[TEXT SECTION]:
● ● ● ● ● ● ●

Latest revision as of 15:14, 8 May 2017

derived numbers

A concept in the theory of functions of a real variable. The upper right-hand Dini derivative $\Lambda_\alpha$ is defined to be the limes superior of the quotient $(f(x_1)-f(x))/(x_1-x)$ as $x_1\to x$, where $x_1>x$. The lower right-hand $\lambda_\alpha$, the upper left-hand $\Lambda_g$, and the lower left-hand Dini derivative $\lambda_g$ are defined analogously. If $\Lambda_\alpha=\lambda_\alpha$ ($\Lambda_g=\lambda_g$), then $f$ has at the point $x$ a one-sided right-hand (left-hand) Dini derivative. The ordinary derivative exists if all four Dini derivatives coincide. Dini derivatives were introduced by U. Dini [1]. As N.N. Luzin showed, if all four Dini derivatives are finite on a set, then the function has an ordinary derivative almost-everywhere on that set.

● ● ● ● ● ● ●

[CHALLENGE 1]: Write out the passage on Dini derivatives word for word, starting with "Latest revision as" and going on through "on that set.".
[CHALLENGE 2]: Extend the passage on Dini derivatives with new sentences that follow on from its last one.
The listing plays no part in this work.

[DATA SUPPLIED]:
● ● ● ● ● ● ●

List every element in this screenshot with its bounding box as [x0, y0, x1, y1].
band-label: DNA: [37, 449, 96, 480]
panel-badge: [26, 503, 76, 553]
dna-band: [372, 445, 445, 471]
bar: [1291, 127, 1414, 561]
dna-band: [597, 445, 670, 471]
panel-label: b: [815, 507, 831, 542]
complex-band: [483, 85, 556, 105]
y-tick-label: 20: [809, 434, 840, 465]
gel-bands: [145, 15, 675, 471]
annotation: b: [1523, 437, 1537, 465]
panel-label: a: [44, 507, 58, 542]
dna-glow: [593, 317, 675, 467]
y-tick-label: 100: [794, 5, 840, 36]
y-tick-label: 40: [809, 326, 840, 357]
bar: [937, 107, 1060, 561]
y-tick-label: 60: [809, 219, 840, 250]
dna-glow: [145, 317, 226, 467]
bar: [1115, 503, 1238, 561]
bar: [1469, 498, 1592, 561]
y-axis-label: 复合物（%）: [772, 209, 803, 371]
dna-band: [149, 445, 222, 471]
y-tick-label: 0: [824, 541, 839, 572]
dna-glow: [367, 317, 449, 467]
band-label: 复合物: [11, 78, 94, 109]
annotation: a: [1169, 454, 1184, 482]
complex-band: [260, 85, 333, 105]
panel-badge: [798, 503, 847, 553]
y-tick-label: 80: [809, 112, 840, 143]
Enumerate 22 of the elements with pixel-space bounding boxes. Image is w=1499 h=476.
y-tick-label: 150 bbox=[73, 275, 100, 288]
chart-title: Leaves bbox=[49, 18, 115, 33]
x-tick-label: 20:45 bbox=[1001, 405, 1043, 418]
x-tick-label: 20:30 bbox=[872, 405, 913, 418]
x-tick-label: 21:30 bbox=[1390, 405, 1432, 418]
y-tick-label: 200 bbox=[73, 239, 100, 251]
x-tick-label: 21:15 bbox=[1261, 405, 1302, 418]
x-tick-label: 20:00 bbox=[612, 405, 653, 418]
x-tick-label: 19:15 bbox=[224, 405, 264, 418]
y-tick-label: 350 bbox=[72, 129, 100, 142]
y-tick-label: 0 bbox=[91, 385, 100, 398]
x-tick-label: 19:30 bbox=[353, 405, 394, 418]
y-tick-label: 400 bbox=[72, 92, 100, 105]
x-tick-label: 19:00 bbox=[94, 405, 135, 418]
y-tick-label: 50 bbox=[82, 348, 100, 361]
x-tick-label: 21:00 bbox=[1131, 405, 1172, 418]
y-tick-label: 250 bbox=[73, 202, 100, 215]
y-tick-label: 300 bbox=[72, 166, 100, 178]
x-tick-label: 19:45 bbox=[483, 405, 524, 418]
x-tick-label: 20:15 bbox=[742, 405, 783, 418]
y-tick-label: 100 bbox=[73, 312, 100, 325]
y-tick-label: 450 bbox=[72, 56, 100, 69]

● ● ● ● ● ● ●

[WRITTEN ANSWER 1]:
Latest revision as of 15:14, 8 May 2017

derived numbers

A concept in the theory of functions of a real variable. The upper right-hand Dini derivative $\Lambda_\alpha$ is defined to be the limes superior of the quotient $(f(x_1)-f(x))/(x_1-x)$ as $x_1\to x$, where $x_1>x$. The lower right-hand $\lambda_\alpha$, the upper left-hand $\Lambda_g$, and the lower left-hand Dini derivative $\lambda_g$ are defined analogously. If $\Lambda_\alpha=\lambda_\alpha$ ($\Lambda_g=\lambda_g$), then $f$ has at the point $x$ a one-sided right-hand (left-hand) Dini derivative. The ordinary derivative exists if all four Dini derivatives coincide. Dini derivatives were introduced by U. Dini [1]. As N.N. Luzin showed, if all four Dini derivatives are finite on a set, then the function has an ordinary derivative almost-everywhere on that set.

[WRITTEN ANSWER 2]:
References

[1] U. Dini, "Grundlagen für eine Theorie der Funktionen einer veränderlichen reellen Grösse" , Teubner (1892) (Translated from Italian)
[2] S. Saks, "Theory of the integral" , Hafner (1952) (Translated from French)


Comments

The Dini derivatives are also called the Dini derivates, and are frequently denoted also by $D^+f(x)$, $D_+f(x)$, $D^-f(x)$, $D_-f(x)$.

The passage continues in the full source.